ESTRATTO DEL TESTO
# # # #

Con quale spirito vi siete ritrovati per questo album? 
Nico. È il caso di dire: con entusiasmo. Non è stato chiaro da subito ma durante la preparazione del disco ci appariva sempre più evidente che i quattro anni dalla pubblicazione di “Amada” avevano fatto maturare l’esigenza di tornare in sala di registrazione. Sono sette anni che collaboriamo con Ester Formosa e questa collaborazione faceva proprio al caso nostro. Finito di registrare ci siamo accorti di aspettare con emozione il riscontro di pubblico e di critica; Gianluca ed io per i quattro anni di attesa, Ester perché incideva il suo primo disco fuori dalla Cataluña.

Quale è il progetto? Come è nata la scelta dei brani? 
Nico. Il progetto è semplice: rileggere i classici e rendere “classici” i brani recenti e quelli originali. La scelta è legata alla memoria e alla nostra formazione.
Gianluca. Sì. L’idea era quella di fare un disco di canzoni, facendo nostri alcuni classici, riproponendo cose che facevano parte dei nostri live già da anni - i brani sefarditi per esempio - e provando a inserire un paio di brani originali nati per la voce di Ester: “Cucurutxu” e “A su Tramontu”. E poi il progetto era anche presentare Ester al pubblico italiano; magari il repertorio può sembrare un po’ eterogeneo ma esiste un percorso, che parte dai brani che Ester sentiva cantati dalla mamma e dalla nonna, passa per il repertorio catalano classico - come “Exili” di Luis Llach - e alla canzone latino americana, e arriva alla scoperta dei brani d’autore italiani. In realtà Ester aveva già cantato Paolo Conte in precedenti lavori usciti solo in Spagna. 

In questo percorso che è anche una babele di suoni e ispirazioni musicali esiste, quindi, un filo conduttore!
Nico. Il filo conduttore principale è di carattere musicale e prende per riferimento la bellezza della melodia. Siamo convinti che una bella melodia possa sopperire a un testo non particolarmente felice e che possa anzi essere veicolo efficace del testo stesso. In questo caso però, lasciatevelo dire, anche i testi sono bellissimi.
Gianluca. Tutto è legato dall’arrangiamento di Elva Lutza: minimale, colto, ma sempre un po’ “tongue in cheek”, sul filo dell’improvvisazione, del gioco e dell’umorismo. Rispetto al disco con Renat Sette, il sound è molto più “Elva Lutza”, fra tempi dispari, armonizzazioni un po’ azzardate e poca voglia di prendersi sul serio.

Nell’album la voce femminile è centrale. Cosa porta Ester nella sua valigia di artista catalana?

# # # #

ELENCO DEI DATI
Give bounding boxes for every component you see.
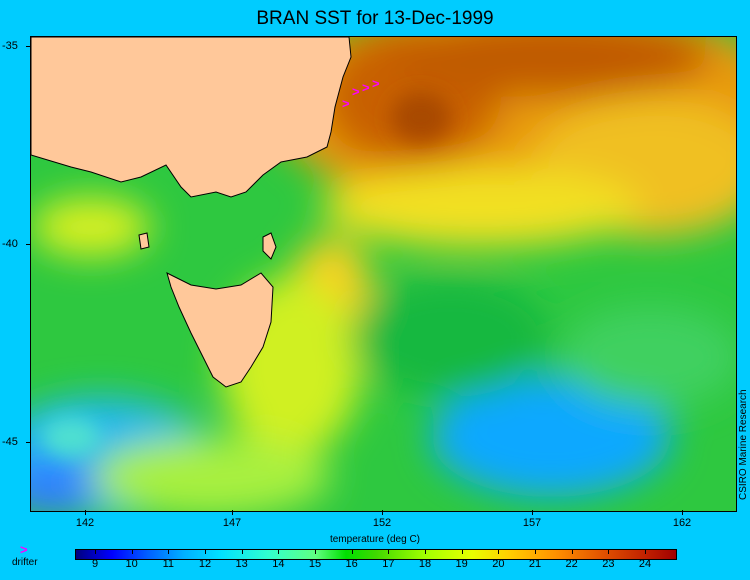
colorbar-tick-label: 15: [308, 558, 322, 570]
tasmania: [166, 272, 274, 388]
colorbar-tick: [535, 549, 536, 554]
credit-text: CSIRO Marine Research: [738, 389, 749, 500]
colorbar: [75, 549, 677, 560]
sst-field: [31, 37, 736, 511]
colorbar-tick-label: 13: [235, 558, 248, 570]
colorbar-tick-label: 18: [418, 558, 432, 570]
x-tick-label: 147: [222, 517, 242, 529]
x-tick: [232, 510, 233, 515]
x-tick-label: 157: [522, 517, 542, 529]
colorbar-tick-label: 14: [272, 558, 285, 570]
colorbar-tick-label: 19: [455, 558, 468, 570]
colorbar-tick-label: 9: [91, 558, 99, 570]
colorbar-tick-label: 17: [382, 558, 395, 570]
colorbar-tick: [278, 549, 280, 554]
colorbar-tick: [425, 549, 426, 554]
colorbar-tick: [205, 549, 206, 554]
colorbar-tick-label: 24: [638, 558, 652, 570]
x-tick-label: 142: [75, 517, 95, 529]
drifter-marker: >: [362, 80, 370, 95]
colorbar-tick: [315, 549, 316, 554]
colorbar-tick-label: 10: [125, 558, 138, 570]
colorbar-tick: [461, 549, 463, 554]
x-tick-label: 162: [672, 517, 692, 529]
drifter-marker: >: [352, 84, 360, 99]
y-tick: [26, 442, 31, 443]
mainland: [31, 37, 352, 198]
colorbar-tick: [608, 549, 610, 554]
colorbar-tick: [351, 549, 353, 554]
colorbar-tick: [131, 549, 133, 554]
colorbar-tick: [388, 549, 390, 554]
colorbar-tick: [498, 549, 500, 554]
colorbar-tick-label: 16: [345, 558, 358, 570]
sst-map: [30, 36, 737, 512]
drifter-legend-symbol: >: [20, 542, 28, 557]
colorbar-tick: [168, 549, 170, 554]
colorbar-tick: [241, 549, 243, 554]
x-tick: [382, 510, 383, 515]
y-tick-label: -35: [2, 40, 18, 52]
drifter-marker: >: [372, 76, 380, 91]
y-tick-label: -40: [2, 238, 18, 250]
colorbar-tick-label: 12: [198, 558, 212, 570]
drifter-legend-label: drifter: [12, 557, 38, 568]
drifter-marker: >: [342, 96, 350, 111]
colorbar-tick-label: 11: [162, 558, 175, 570]
colorbar-tick-label: 23: [602, 558, 615, 570]
x-tick: [532, 510, 533, 515]
y-tick: [26, 46, 31, 47]
colorbar-tick: [95, 549, 96, 554]
colorbar-tick: [645, 549, 646, 554]
y-tick: [26, 244, 31, 245]
y-tick-label: -45: [2, 436, 18, 448]
x-tick: [682, 510, 683, 515]
colorbar-label: temperature (deg C): [329, 534, 421, 545]
x-tick: [85, 510, 86, 515]
map-title: BRAN SST for 13-Dec-1999: [256, 8, 494, 29]
x-tick-label: 152: [372, 517, 392, 529]
colorbar-tick-label: 21: [528, 558, 542, 570]
colorbar-tick: [571, 549, 573, 554]
colorbar-tick-label: 22: [565, 558, 578, 570]
colorbar-tick-label: 20: [492, 558, 505, 570]
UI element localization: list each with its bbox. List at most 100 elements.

# # # #

SERIE DI ESERCIZI
• a. Trascrivi dall'intervista sull'album tutto ciò che va da "Quale è il progetto?" fino a "alla nostra formazione.".
• b. Converti in una lista JSON di stringhe, una per riga e senza righe vuote, soltanto le righe dell'elenco che vanno da quella che contiene "colorbar-tick-label: 15: [308, 558, 322, 570]" fino a quella che contiene "colorbar-tick-label: 13: [235, 558, 248, 570]", entrambe incluse.

RISULTATI DEGLI ESERCIZI
• a.
Quale è il progetto? Come è nata la scelta dei brani? 
Nico. Il progetto è semplice: rileggere i classici e rendere “classici” i brani recenti e quelli originali. La scelta è legata alla memoria e alla nostra formazione.

• b.
[
  "colorbar-tick-label: 15: [308, 558, 322, 570]",
  "tasmania: [166, 272, 274, 388]",
  "colorbar-tick: [535, 549, 536, 554]",
  "credit-text: CSIRO Marine Research: [738, 389, 749, 500]",
  "colorbar: [75, 549, 677, 560]",
  "sst-field: [31, 37, 736, 511]",
  "colorbar-tick-label: 13: [235, 558, 248, 570]"
]